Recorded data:
========================================================================

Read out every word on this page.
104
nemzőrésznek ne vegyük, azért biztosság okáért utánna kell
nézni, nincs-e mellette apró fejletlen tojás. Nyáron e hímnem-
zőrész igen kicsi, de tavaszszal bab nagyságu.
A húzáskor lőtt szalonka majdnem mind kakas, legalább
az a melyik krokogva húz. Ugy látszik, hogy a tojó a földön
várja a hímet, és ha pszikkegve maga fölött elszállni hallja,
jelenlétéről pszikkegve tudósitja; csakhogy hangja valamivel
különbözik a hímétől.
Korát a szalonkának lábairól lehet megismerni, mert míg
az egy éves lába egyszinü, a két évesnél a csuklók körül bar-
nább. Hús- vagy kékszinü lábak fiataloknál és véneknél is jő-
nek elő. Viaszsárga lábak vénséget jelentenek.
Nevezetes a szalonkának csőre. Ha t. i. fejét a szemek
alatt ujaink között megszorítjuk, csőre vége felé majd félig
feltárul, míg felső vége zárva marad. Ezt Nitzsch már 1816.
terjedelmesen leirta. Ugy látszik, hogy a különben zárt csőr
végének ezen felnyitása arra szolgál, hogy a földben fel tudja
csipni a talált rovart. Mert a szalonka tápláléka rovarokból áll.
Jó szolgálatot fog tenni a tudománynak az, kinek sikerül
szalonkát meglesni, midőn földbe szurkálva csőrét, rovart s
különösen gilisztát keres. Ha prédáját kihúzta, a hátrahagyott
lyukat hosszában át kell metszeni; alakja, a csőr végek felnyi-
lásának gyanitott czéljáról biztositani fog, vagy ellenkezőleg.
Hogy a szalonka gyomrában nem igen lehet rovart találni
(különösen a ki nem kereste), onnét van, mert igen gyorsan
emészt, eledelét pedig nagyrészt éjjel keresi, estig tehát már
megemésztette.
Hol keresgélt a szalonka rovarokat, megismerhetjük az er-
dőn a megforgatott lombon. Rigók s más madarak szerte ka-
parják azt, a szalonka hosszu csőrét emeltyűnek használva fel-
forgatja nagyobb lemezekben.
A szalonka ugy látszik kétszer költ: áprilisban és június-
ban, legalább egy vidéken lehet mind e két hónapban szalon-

========================================================================

WHAT TO WORK ON: Take the entries above and copy them out exactly.

EXPECTED OUTPUT:
Read out every word on this page.
104
nemzőrésznek ne vegyük, azért biztosság okáért utánna kell
nézni, nincs-e mellette apró fejletlen tojás. Nyáron e hímnem-
zőrész igen kicsi, de tavaszszal bab nagyságu.
A húzáskor lőtt szalonka majdnem mind kakas, legalább
az a melyik krokogva húz. Ugy látszik, hogy a tojó a földön
várja a hímet, és ha pszikkegve maga fölött elszállni hallja,
jelenlétéről pszikkegve tudósitja; csakhogy hangja valamivel
különbözik a hímétől.
Korát a szalonkának lábairól lehet megismerni, mert míg
az egy éves lába egyszinü, a két évesnél a csuklók körül bar-
nább. Hús- vagy kékszinü lábak fiataloknál és véneknél is jő-
nek elő. Viaszsárga lábak vénséget jelentenek.
Nevezetes a szalonkának csőre. Ha t. i. fejét a szemek
alatt ujaink között megszorítjuk, csőre vége felé majd félig
feltárul, míg felső vége zárva marad. Ezt Nitzsch már 1816.
terjedelmesen leirta. Ugy látszik, hogy a különben zárt csőr
végének ezen felnyitása arra szolgál, hogy a földben fel tudja
csipni a talált rovart. Mert a szalonka tápláléka rovarokból áll.
Jó szolgálatot fog tenni a tudománynak az, kinek sikerül
szalonkát meglesni, midőn földbe szurkálva csőrét, rovart s
különösen gilisztát keres. Ha prédáját kihúzta, a hátrahagyott
lyukat hosszában át kell metszeni; alakja, a csőr végek felnyi-
lásának gyanitott czéljáról biztositani fog, vagy ellenkezőleg.
Hogy a szalonka gyomrában nem igen lehet rovart találni
(különösen a ki nem kereste), onnét van, mert igen gyorsan
emészt, eledelét pedig nagyrészt éjjel keresi, estig tehát már
megemésztette.
Hol keresgélt a szalonka rovarokat, megismerhetjük az er-
dőn a megforgatott lombon. Rigók s más madarak szerte ka-
parják azt, a szalonka hosszu csőrét emeltyűnek használva fel-
forgatja nagyobb lemezekben.
A szalonka ugy látszik kétszer költ: áprilisban és június-
ban, legalább egy vidéken lehet mind e két hónapban szalon-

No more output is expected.